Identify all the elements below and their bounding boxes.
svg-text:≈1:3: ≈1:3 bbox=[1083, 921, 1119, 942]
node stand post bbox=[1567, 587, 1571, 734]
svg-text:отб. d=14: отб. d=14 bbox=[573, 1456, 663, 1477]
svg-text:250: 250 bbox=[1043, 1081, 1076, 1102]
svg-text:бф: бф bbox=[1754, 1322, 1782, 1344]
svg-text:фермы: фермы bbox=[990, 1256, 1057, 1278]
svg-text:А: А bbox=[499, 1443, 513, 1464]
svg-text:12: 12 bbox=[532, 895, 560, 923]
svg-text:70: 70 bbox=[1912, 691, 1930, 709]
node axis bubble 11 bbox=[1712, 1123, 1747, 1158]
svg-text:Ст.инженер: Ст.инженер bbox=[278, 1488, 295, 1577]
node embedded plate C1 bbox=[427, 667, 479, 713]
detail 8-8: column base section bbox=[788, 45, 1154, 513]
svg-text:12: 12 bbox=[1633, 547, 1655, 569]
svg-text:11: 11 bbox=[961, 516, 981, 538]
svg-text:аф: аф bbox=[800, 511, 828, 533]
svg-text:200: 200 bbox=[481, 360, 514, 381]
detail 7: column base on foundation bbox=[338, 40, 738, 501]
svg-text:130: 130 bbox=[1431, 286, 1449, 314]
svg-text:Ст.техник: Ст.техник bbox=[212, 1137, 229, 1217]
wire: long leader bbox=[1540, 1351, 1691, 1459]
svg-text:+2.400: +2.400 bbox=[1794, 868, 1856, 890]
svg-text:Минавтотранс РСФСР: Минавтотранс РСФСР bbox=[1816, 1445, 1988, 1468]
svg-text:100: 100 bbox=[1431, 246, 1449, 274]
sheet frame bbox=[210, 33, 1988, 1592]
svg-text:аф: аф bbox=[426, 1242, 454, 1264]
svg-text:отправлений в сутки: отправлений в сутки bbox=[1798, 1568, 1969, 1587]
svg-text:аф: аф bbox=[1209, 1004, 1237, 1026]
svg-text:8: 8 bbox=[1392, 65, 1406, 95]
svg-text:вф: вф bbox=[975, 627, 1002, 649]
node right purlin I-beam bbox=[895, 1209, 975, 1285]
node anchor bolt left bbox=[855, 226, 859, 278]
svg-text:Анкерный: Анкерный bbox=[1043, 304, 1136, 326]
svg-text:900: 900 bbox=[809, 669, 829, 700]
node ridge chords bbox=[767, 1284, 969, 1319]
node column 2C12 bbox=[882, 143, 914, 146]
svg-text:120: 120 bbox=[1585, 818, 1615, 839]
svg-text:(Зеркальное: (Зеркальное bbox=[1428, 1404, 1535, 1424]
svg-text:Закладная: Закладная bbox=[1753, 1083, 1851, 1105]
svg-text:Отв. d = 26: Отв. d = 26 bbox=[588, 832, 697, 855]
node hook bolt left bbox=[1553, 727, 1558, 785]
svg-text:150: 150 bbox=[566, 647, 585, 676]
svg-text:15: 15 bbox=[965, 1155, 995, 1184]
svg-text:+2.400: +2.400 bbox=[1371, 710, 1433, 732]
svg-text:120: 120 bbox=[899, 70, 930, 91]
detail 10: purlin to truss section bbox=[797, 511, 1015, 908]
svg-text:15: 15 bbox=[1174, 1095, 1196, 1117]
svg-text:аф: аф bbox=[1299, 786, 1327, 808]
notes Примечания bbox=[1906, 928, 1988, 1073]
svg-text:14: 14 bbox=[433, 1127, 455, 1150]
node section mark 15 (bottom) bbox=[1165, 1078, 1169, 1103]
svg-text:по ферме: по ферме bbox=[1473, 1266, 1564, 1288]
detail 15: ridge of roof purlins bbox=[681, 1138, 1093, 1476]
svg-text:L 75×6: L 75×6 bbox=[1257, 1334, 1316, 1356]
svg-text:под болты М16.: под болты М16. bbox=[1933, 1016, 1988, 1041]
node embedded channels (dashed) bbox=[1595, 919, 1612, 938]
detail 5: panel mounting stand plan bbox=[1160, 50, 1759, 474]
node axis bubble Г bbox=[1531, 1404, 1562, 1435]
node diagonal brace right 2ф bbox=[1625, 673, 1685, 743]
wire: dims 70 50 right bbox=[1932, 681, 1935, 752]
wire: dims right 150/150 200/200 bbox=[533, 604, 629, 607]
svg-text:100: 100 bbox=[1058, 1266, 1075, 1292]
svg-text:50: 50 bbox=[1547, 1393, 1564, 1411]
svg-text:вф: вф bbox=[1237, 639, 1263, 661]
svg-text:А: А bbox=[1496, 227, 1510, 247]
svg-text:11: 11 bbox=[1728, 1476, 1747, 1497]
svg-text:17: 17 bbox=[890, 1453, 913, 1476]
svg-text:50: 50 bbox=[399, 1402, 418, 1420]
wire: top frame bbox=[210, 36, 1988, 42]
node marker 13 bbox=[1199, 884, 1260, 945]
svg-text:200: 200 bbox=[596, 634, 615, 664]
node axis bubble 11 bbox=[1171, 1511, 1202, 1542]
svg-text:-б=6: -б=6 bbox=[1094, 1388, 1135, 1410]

▸ What you are asked to do
Copy every line of the records above verbatim.

▸ Task response
Identify all the elements below and their bounding boxes.
svg-text:≈1:3: ≈1:3 bbox=[1083, 921, 1119, 942]
node stand post bbox=[1567, 587, 1571, 734]
svg-text:отб. d=14: отб. d=14 bbox=[573, 1456, 663, 1477]
svg-text:250: 250 bbox=[1043, 1081, 1076, 1102]
svg-text:бф: бф bbox=[1754, 1322, 1782, 1344]
svg-text:фермы: фермы bbox=[990, 1256, 1057, 1278]
svg-text:А: А bbox=[499, 1443, 513, 1464]
svg-text:12: 12 bbox=[532, 895, 560, 923]
svg-text:70: 70 bbox=[1912, 691, 1930, 709]
node axis bubble 11 bbox=[1712, 1123, 1747, 1158]
svg-text:Ст.инженер: Ст.инженер bbox=[278, 1488, 295, 1577]
node embedded plate C1 bbox=[427, 667, 479, 713]
detail 8-8: column base section bbox=[788, 45, 1154, 513]
svg-text:12: 12 bbox=[1633, 547, 1655, 569]
svg-text:11: 11 bbox=[961, 516, 981, 538]
svg-text:аф: аф bbox=[800, 511, 828, 533]
svg-text:200: 200 bbox=[481, 360, 514, 381]
detail 7: column base on foundation bbox=[338, 40, 738, 501]
svg-text:130: 130 bbox=[1431, 286, 1449, 314]
svg-text:Ст.техник: Ст.техник bbox=[212, 1137, 229, 1217]
wire: long leader bbox=[1540, 1351, 1691, 1459]
svg-text:+2.400: +2.400 bbox=[1794, 868, 1856, 890]
svg-text:Минавтотранс РСФСР: Минавтотранс РСФСР bbox=[1816, 1445, 1988, 1468]
svg-text:100: 100 bbox=[1431, 246, 1449, 274]
sheet frame bbox=[210, 33, 1988, 1592]
svg-text:аф: аф bbox=[426, 1242, 454, 1264]
svg-text:отправлений в сутки: отправлений в сутки bbox=[1798, 1568, 1969, 1587]
svg-text:аф: аф bbox=[1209, 1004, 1237, 1026]
svg-text:8: 8 bbox=[1392, 65, 1406, 95]
svg-text:вф: вф bbox=[975, 627, 1002, 649]
node right purlin I-beam bbox=[895, 1209, 975, 1285]
node anchor bolt left bbox=[855, 226, 859, 278]
svg-text:Анкерный: Анкерный bbox=[1043, 304, 1136, 326]
svg-text:900: 900 bbox=[809, 669, 829, 700]
node ridge chords bbox=[767, 1284, 969, 1319]
node column 2C12 bbox=[882, 143, 914, 146]
svg-text:120: 120 bbox=[1585, 818, 1615, 839]
svg-text:(Зеркальное: (Зеркальное bbox=[1428, 1404, 1535, 1424]
svg-text:Закладная: Закладная bbox=[1753, 1083, 1851, 1105]
svg-text:Отв. d = 26: Отв. d = 26 bbox=[588, 832, 697, 855]
node hook bolt left bbox=[1553, 727, 1558, 785]
svg-text:150: 150 bbox=[566, 647, 585, 676]
svg-text:15: 15 bbox=[965, 1155, 995, 1184]
svg-text:+2.400: +2.400 bbox=[1371, 710, 1433, 732]
svg-text:120: 120 bbox=[899, 70, 930, 91]
detail 10: purlin to truss section bbox=[797, 511, 1015, 908]
svg-text:15: 15 bbox=[1174, 1095, 1196, 1117]
svg-text:аф: аф bbox=[1299, 786, 1327, 808]
notes Примечания bbox=[1906, 928, 1988, 1073]
svg-text:14: 14 bbox=[433, 1127, 455, 1150]
node section mark 15 (bottom) bbox=[1165, 1078, 1169, 1103]
svg-text:по ферме: по ферме bbox=[1473, 1266, 1564, 1288]
detail 15: ridge of roof purlins bbox=[681, 1138, 1093, 1476]
svg-text:L 75×6: L 75×6 bbox=[1257, 1334, 1316, 1356]
svg-text:под болты М16.: под болты М16. bbox=[1933, 1016, 1988, 1041]
node embedded channels (dashed) bbox=[1595, 919, 1612, 938]
detail 5: panel mounting stand plan bbox=[1160, 50, 1759, 474]
node axis bubble Г bbox=[1531, 1404, 1562, 1435]
node diagonal brace right 2ф bbox=[1625, 673, 1685, 743]
wire: dims 70 50 right bbox=[1932, 681, 1935, 752]
wire: dims right 150/150 200/200 bbox=[533, 604, 629, 607]
svg-text:100: 100 bbox=[1058, 1266, 1075, 1292]
svg-text:50: 50 bbox=[1547, 1393, 1564, 1411]
svg-text:вф: вф bbox=[1237, 639, 1263, 661]
svg-text:А: А bbox=[1496, 227, 1510, 247]
svg-text:11: 11 bbox=[1728, 1476, 1747, 1497]
svg-text:17: 17 bbox=[890, 1453, 913, 1476]
svg-text:50: 50 bbox=[399, 1402, 418, 1420]
wire: top frame bbox=[210, 36, 1988, 42]
node marker 13 bbox=[1199, 884, 1260, 945]
svg-text:200: 200 bbox=[596, 634, 615, 664]
node axis bubble 11 bbox=[1171, 1511, 1202, 1542]
svg-text:-б=6: -б=6 bbox=[1094, 1388, 1135, 1410]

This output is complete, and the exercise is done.